** begin **

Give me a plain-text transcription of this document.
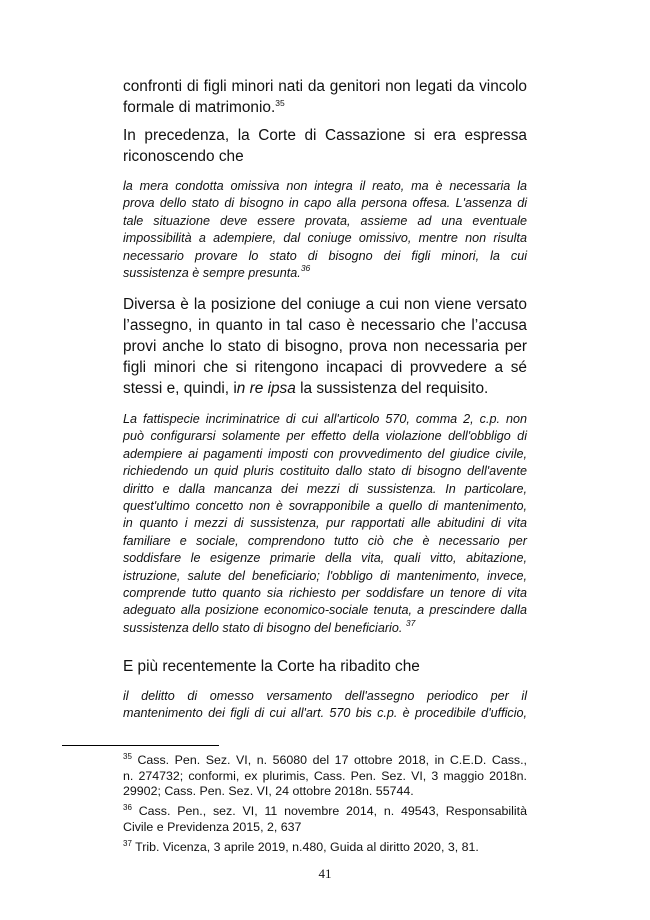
confronti di figli minori nati da genitori non legati da vincolo
formale di matrimonio.$^{35}$

In precedenza, la Corte di Cassazione si era espressa
riconoscendo che

la mera condotta omissiva non integra il reato, ma è necessaria la
prova dello stato di bisogno in capo alla persona offesa. L'assenza di
tale situazione deve essere provata, assieme ad una eventuale
impossibilità a adempiere, dal coniuge omissivo, mentre non risulta
necessario provare lo stato di bisogno dei figli minori, la cui
sussistenza è sempre presunta.$^{36}$

Diversa è la posizione del coniuge a cui non viene versato
l’assegno, in quanto in tal caso è necessario che l’accusa
provi anche lo stato di bisogno, prova non necessaria per
figli minori che si ritengono incapaci di provvedere a sé
stessi e, quindi, in re ipsa la sussistenza del requisito.

La fattispecie incriminatrice di cui all'articolo 570, comma 2, c.p. non
può configurarsi solamente per effetto della violazione dell'obbligo di
adempiere ai pagamenti imposti con provvedimento del giudice civile,
richiedendo un quid pluris costituito dallo stato di bisogno dell'avente
diritto e dalla mancanza dei mezzi di sussistenza. In particolare,
quest'ultimo concetto non è sovrapponibile a quello di mantenimento,
in quanto i mezzi di sussistenza, pur rapportati alle abitudini di vita
familiare e sociale, comprendono tutto ciò che è necessario per
soddisfare le esigenze primarie della vita, quali vitto, abitazione,
istruzione, salute del beneficiario; l'obbligo di mantenimento, invece,
comprende tutto quanto sia richiesto per soddisfare un tenore di vita
adeguato alla posizione economico-sociale tenuta, a prescindere dalla
sussistenza dello stato di bisogno del beneficiario. $^{37}$

E più recentemente la Corte ha ribadito che

il delitto di omesso versamento dell'assegno periodico per il
mantenimento dei figli di cui all'art. 570 bis c.p. è procedibile d'ufficio,

$^{35}$ Cass. Pen. Sez. VI, n. 56080 del 17 ottobre 2018, in C.E.D. Cass.,
n. 274732; conformi, ex plurimis, Cass. Pen. Sez. VI, 3 maggio 2018n.
29902; Cass. Pen. Sez. VI, 24 ottobre 2018n. 55744.

$^{36}$ Cass. Pen., sez. VI, 11 novembre 2014, n. 49543, Responsabilità
Civile e Previdenza 2015, 2, 637

$^{37}$ Trib. Vicenza, 3 aprile 2019, n.480, Guida al diritto 2020, 3, 81.

41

** end **

#### [Aim of the exercise]
Transcribe the complete set of entries verbatim. No pictures belong in the copy.

#### [The reply]
Give me a plain-text transcription of this document.
confronti di figli minori nati da genitori non legati da vincolo
formale di matrimonio.$^{35}$

In precedenza, la Corte di Cassazione si era espressa
riconoscendo che

la mera condotta omissiva non integra il reato, ma è necessaria la
prova dello stato di bisogno in capo alla persona offesa. L'assenza di
tale situazione deve essere provata, assieme ad una eventuale
impossibilità a adempiere, dal coniuge omissivo, mentre non risulta
necessario provare lo stato di bisogno dei figli minori, la cui
sussistenza è sempre presunta.$^{36}$

Diversa è la posizione del coniuge a cui non viene versato
l’assegno, in quanto in tal caso è necessario che l’accusa
provi anche lo stato di bisogno, prova non necessaria per
figli minori che si ritengono incapaci di provvedere a sé
stessi e, quindi, in re ipsa la sussistenza del requisito.

La fattispecie incriminatrice di cui all'articolo 570, comma 2, c.p. non
può configurarsi solamente per effetto della violazione dell'obbligo di
adempiere ai pagamenti imposti con provvedimento del giudice civile,
richiedendo un quid pluris costituito dallo stato di bisogno dell'avente
diritto e dalla mancanza dei mezzi di sussistenza. In particolare,
quest'ultimo concetto non è sovrapponibile a quello di mantenimento,
in quanto i mezzi di sussistenza, pur rapportati alle abitudini di vita
familiare e sociale, comprendono tutto ciò che è necessario per
soddisfare le esigenze primarie della vita, quali vitto, abitazione,
istruzione, salute del beneficiario; l'obbligo di mantenimento, invece,
comprende tutto quanto sia richiesto per soddisfare un tenore di vita
adeguato alla posizione economico-sociale tenuta, a prescindere dalla
sussistenza dello stato di bisogno del beneficiario. $^{37}$

E più recentemente la Corte ha ribadito che

il delitto di omesso versamento dell'assegno periodico per il
mantenimento dei figli di cui all'art. 570 bis c.p. è procedibile d'ufficio,

$^{35}$ Cass. Pen. Sez. VI, n. 56080 del 17 ottobre 2018, in C.E.D. Cass.,
n. 274732; conformi, ex plurimis, Cass. Pen. Sez. VI, 3 maggio 2018n.
29902; Cass. Pen. Sez. VI, 24 ottobre 2018n. 55744.

$^{36}$ Cass. Pen., sez. VI, 11 novembre 2014, n. 49543, Responsabilità
Civile e Previdenza 2015, 2, 637

$^{37}$ Trib. Vicenza, 3 aprile 2019, n.480, Guida al diritto 2020, 3, 81.

41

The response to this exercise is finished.